TASK DATA:
^^^^^^^^^^^^^^^^

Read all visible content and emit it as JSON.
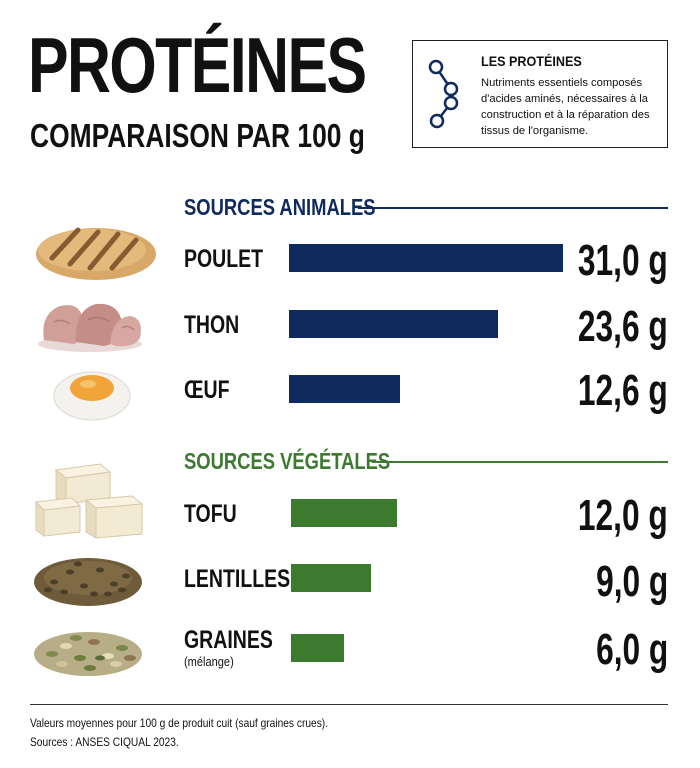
{
  "title": "PROTÉINES",
  "subtitle": "COMPARAISON PAR 100 g",
  "info_box": {
    "title": "LES PROTÉINES",
    "text": "Nutriments essentiels composés d'acides aminés, nécessaires à la construction et à la réparation des tissus de l'organisme."
  },
  "colors": {
    "animal": "#0f2a5c",
    "vegetal": "#3c7a2f"
  },
  "chart_data": {
    "type": "bar",
    "orientation": "horizontal",
    "unit": "g",
    "groups": [
      {
        "name": "SOURCES ANIMALES",
        "items": [
          {
            "label": "POULET",
            "value": 31.0,
            "display": "31,0 g",
            "icon": "grilled-chicken-icon"
          },
          {
            "label": "THON",
            "value": 23.6,
            "display": "23,6 g",
            "icon": "tuna-icon"
          },
          {
            "label": "ŒUF",
            "value": 12.6,
            "display": "12,6 g",
            "icon": "boiled-egg-icon"
          }
        ]
      },
      {
        "name": "SOURCES VÉGÉTALES",
        "items": [
          {
            "label": "TOFU",
            "value": 12.0,
            "display": "12,0 g",
            "icon": "tofu-icon"
          },
          {
            "label": "LENTILLES",
            "value": 9.0,
            "display": "9,0 g",
            "icon": "lentils-icon"
          },
          {
            "label": "GRAINES",
            "sublabel": "(mélange)",
            "value": 6.0,
            "display": "6,0 g",
            "icon": "seeds-icon"
          }
        ]
      }
    ],
    "xlim": [
      0,
      31.0
    ]
  },
  "footnote": {
    "line1": "Valeurs moyennes pour 100 g de produit cuit (sauf graines crues).",
    "line2": "Sources : ANSES CIQUAL 2023."
  }
}
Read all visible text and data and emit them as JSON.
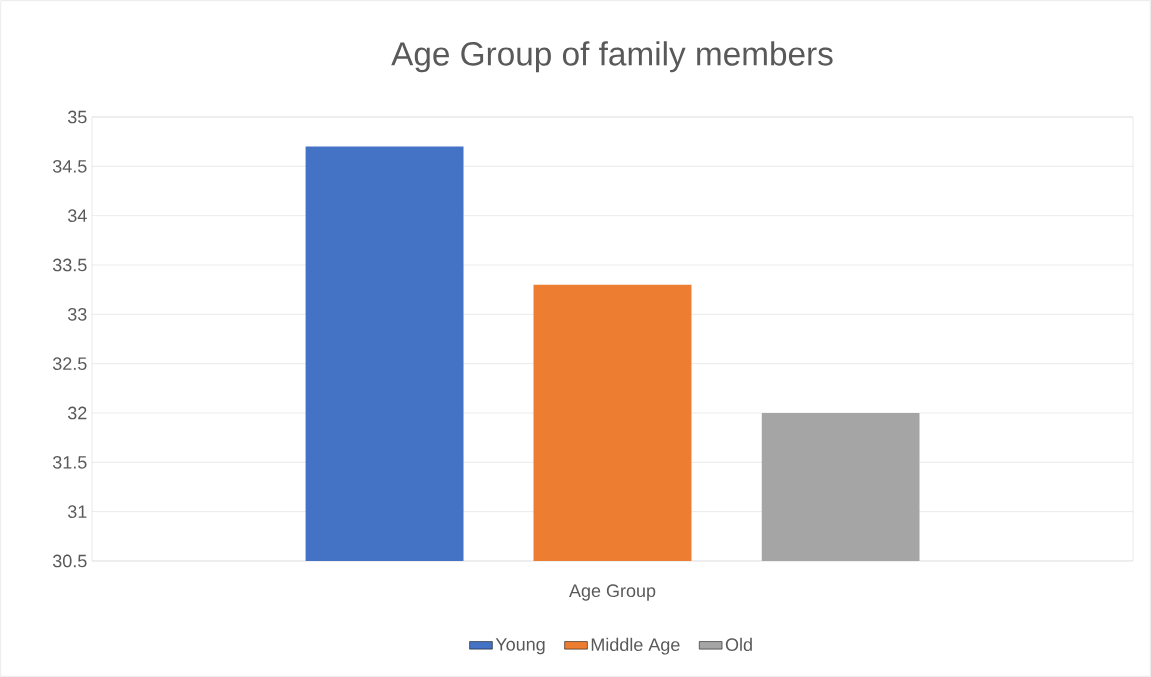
{
  "chart_data": {
    "type": "bar",
    "title": "Age Group of family members",
    "categories": [
      "Age Group"
    ],
    "series": [
      {
        "name": "Young",
        "color": "#4472c4",
        "values": [
          34.7
        ]
      },
      {
        "name": "Middle Age",
        "color": "#ed7d31",
        "values": [
          33.3
        ]
      },
      {
        "name": "Old",
        "color": "#a5a5a5",
        "values": [
          32
        ]
      }
    ],
    "ylim": [
      30.5,
      35
    ],
    "yticks": [
      30.5,
      31,
      31.5,
      32,
      32.5,
      33,
      33.5,
      34,
      34.5,
      35
    ],
    "grid": "y",
    "legend": "bottom"
  }
}
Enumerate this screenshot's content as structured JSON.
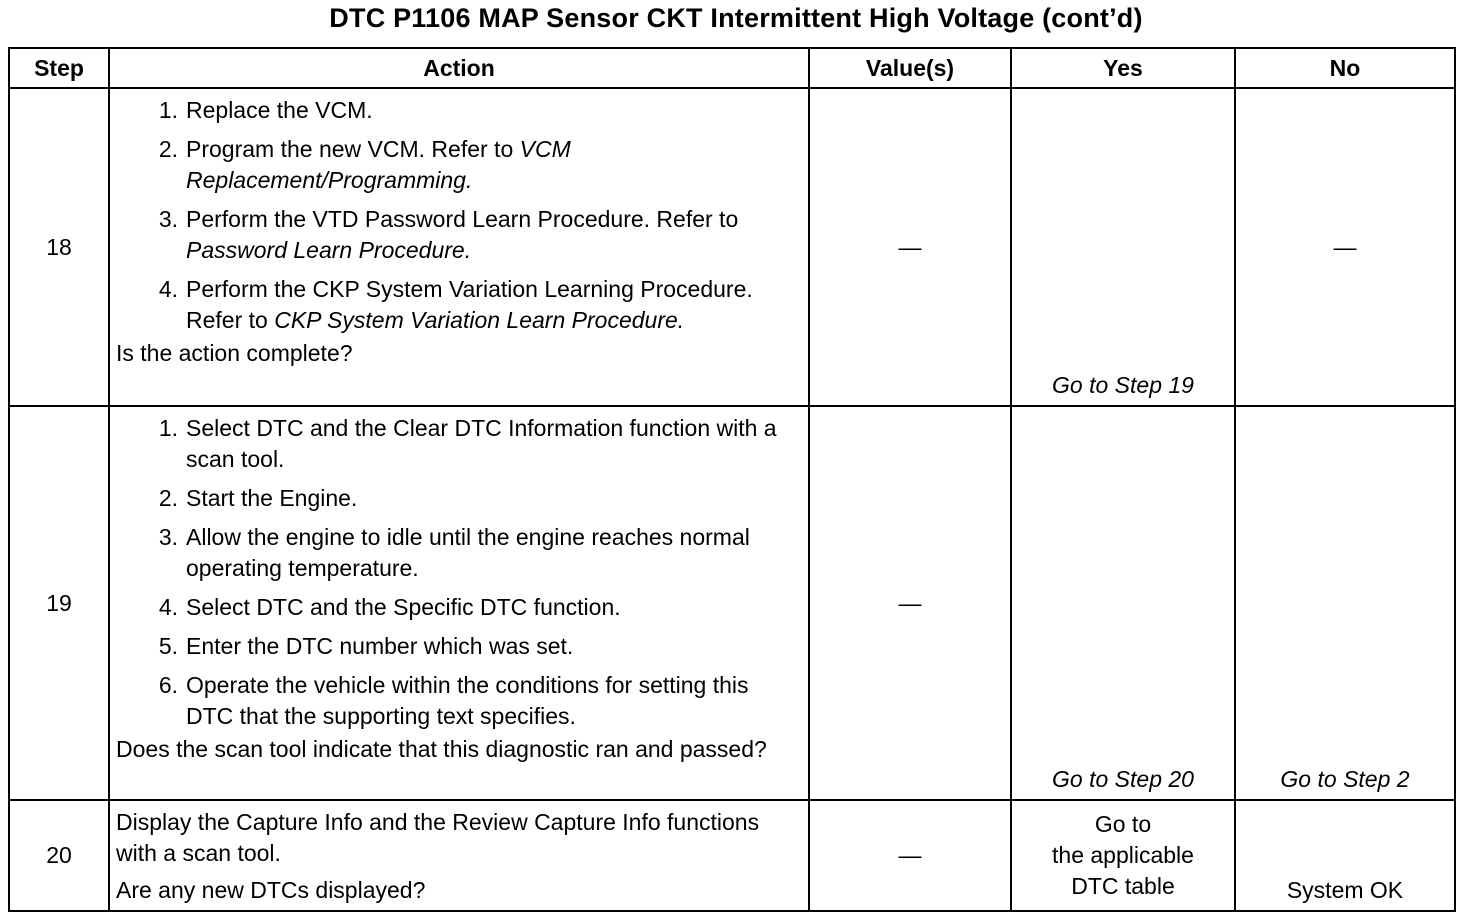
{
  "title": "DTC P1106 MAP Sensor CKT Intermittent High Voltage (cont’d)",
  "headers": {
    "step": "Step",
    "action": "Action",
    "values": "Value(s)",
    "yes": "Yes",
    "no": "No"
  },
  "rows": [
    {
      "step": "18",
      "items": [
        {
          "num": "1.",
          "text": "Replace the VCM.",
          "ref": ""
        },
        {
          "num": "2.",
          "text": "Program the new VCM. Refer to ",
          "ref": "VCM Replacement/Programming."
        },
        {
          "num": "3.",
          "text": "Perform the VTD Password Learn Procedure. Refer to ",
          "ref": "Password Learn Procedure."
        },
        {
          "num": "4.",
          "text": "Perform the CKP System Variation Learning Procedure. Refer to ",
          "ref": "CKP System Variation Learn Procedure."
        }
      ],
      "question": "Is the action complete?",
      "value": "—",
      "yes": "Go to Step 19",
      "no": "—"
    },
    {
      "step": "19",
      "items": [
        {
          "num": "1.",
          "text": "Select DTC and the Clear DTC Information function with a scan tool.",
          "ref": ""
        },
        {
          "num": "2.",
          "text": "Start the Engine.",
          "ref": ""
        },
        {
          "num": "3.",
          "text": "Allow the engine to idle until the engine reaches normal operating temperature.",
          "ref": ""
        },
        {
          "num": "4.",
          "text": "Select DTC and the Specific DTC function.",
          "ref": ""
        },
        {
          "num": "5.",
          "text": "Enter the DTC number which was set.",
          "ref": ""
        },
        {
          "num": "6.",
          "text": "Operate the vehicle within the conditions for setting this DTC that the supporting text specifies.",
          "ref": ""
        }
      ],
      "question": "Does the scan tool indicate that this diagnostic ran and passed?",
      "value": "—",
      "yes": "Go to Step 20",
      "no": "Go to Step 2"
    },
    {
      "step": "20",
      "intro": "Display the Capture Info and the Review Capture Info functions with a scan tool.",
      "question": "Are any new DTCs displayed?",
      "value": "—",
      "yes_line1": "Go to",
      "yes_line2": "the applicable",
      "yes_line3": "DTC table",
      "no": "System OK"
    }
  ]
}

^^^^^^^^^^^^^^^^

SET PROBLEM:
Return all of the entries exactly as written, but drop any pictures they hold.

WRITTEN ANSWER:
Read all visible content and emit it as JSON.
{
  "title": "PROTÉINES",
  "subtitle": "COMPARAISON PAR 100 g",
  "info_box": {
    "title": "LES PROTÉINES",
    "text": "Nutriments essentiels composés d'acides aminés, nécessaires à la construction et à la réparation des tissus de l'organisme."
  },
  "colors": {
    "animal": "#0f2a5c",
    "vegetal": "#3c7a2f"
  },
  "chart_data": {
    "type": "bar",
    "orientation": "horizontal",
    "unit": "g",
    "groups": [
      {
        "name": "SOURCES ANIMALES",
        "items": [
          {
            "label": "POULET",
            "value": 31.0,
            "display": "31,0 g",
            "icon": "grilled-chicken-icon"
          },
          {
            "label": "THON",
            "value": 23.6,
            "display": "23,6 g",
            "icon": "tuna-icon"
          },
          {
            "label": "ŒUF",
            "value": 12.6,
            "display": "12,6 g",
            "icon": "boiled-egg-icon"
          }
        ]
      },
      {
        "name": "SOURCES VÉGÉTALES",
        "items": [
          {
            "label": "TOFU",
            "value": 12.0,
            "display": "12,0 g",
            "icon": "tofu-icon"
          },
          {
            "label": "LENTILLES",
            "value": 9.0,
            "display": "9,0 g",
            "icon": "lentils-icon"
          },
          {
            "label": "GRAINES",
            "sublabel": "(mélange)",
            "value": 6.0,
            "display": "6,0 g",
            "icon": "seeds-icon"
          }
        ]
      }
    ],
    "xlim": [
      0,
      31.0
    ]
  },
  "footnote": {
    "line1": "Valeurs moyennes pour 100 g de produit cuit (sauf graines crues).",
    "line2": "Sources : ANSES CIQUAL 2023."
  }
}
Read all visible text and data and emit them as JSON.
{
  "chart_data": {
    "type": "bar",
    "title": "Age Group of family members",
    "categories": [
      "Age Group"
    ],
    "series": [
      {
        "name": "Young",
        "color": "#4472c4",
        "values": [
          34.7
        ]
      },
      {
        "name": "Middle Age",
        "color": "#ed7d31",
        "values": [
          33.3
        ]
      },
      {
        "name": "Old",
        "color": "#a5a5a5",
        "values": [
          32
        ]
      }
    ],
    "ylim": [
      30.5,
      35
    ],
    "yticks": [
      30.5,
      31,
      31.5,
      32,
      32.5,
      33,
      33.5,
      34,
      34.5,
      35
    ],
    "grid": "y",
    "legend": "bottom"
  }
}
Enumerate this screenshot's content as structured JSON.
{
  "title": "DTC P1106 MAP Sensor CKT Intermittent High Voltage (cont’d)",
  "headers": {
    "step": "Step",
    "action": "Action",
    "values": "Value(s)",
    "yes": "Yes",
    "no": "No"
  },
  "rows": [
    {
      "step": "18",
      "items": [
        {
          "num": "1.",
          "text": "Replace the VCM.",
          "ref": ""
        },
        {
          "num": "2.",
          "text": "Program the new VCM. Refer to ",
          "ref": "VCM Replacement/Programming."
        },
        {
          "num": "3.",
          "text": "Perform the VTD Password Learn Procedure. Refer to ",
          "ref": "Password Learn Procedure."
        },
        {
          "num": "4.",
          "text": "Perform the CKP System Variation Learning Procedure. Refer to ",
          "ref": "CKP System Variation Learn Procedure."
        }
      ],
      "question": "Is the action complete?",
      "value": "—",
      "yes": "Go to Step 19",
      "no": "—"
    },
    {
      "step": "19",
      "items": [
        {
          "num": "1.",
          "text": "Select DTC and the Clear DTC Information function with a scan tool.",
          "ref": ""
        },
        {
          "num": "2.",
          "text": "Start the Engine.",
          "ref": ""
        },
        {
          "num": "3.",
          "text": "Allow the engine to idle until the engine reaches normal operating temperature.",
          "ref": ""
        },
        {
          "num": "4.",
          "text": "Select DTC and the Specific DTC function.",
          "ref": ""
        },
        {
          "num": "5.",
          "text": "Enter the DTC number which was set.",
          "ref": ""
        },
        {
          "num": "6.",
          "text": "Operate the vehicle within the conditions for setting this DTC that the supporting text specifies.",
          "ref": ""
        }
      ],
      "question": "Does the scan tool indicate that this diagnostic ran and passed?",
      "value": "—",
      "yes": "Go to Step 20",
      "no": "Go to Step 2"
    },
    {
      "step": "20",
      "intro": "Display the Capture Info and the Review Capture Info functions with a scan tool.",
      "question": "Are any new DTCs displayed?",
      "value": "—",
      "yes_line1": "Go to",
      "yes_line2": "the applicable",
      "yes_line3": "DTC table",
      "no": "System OK"
    }
  ]
}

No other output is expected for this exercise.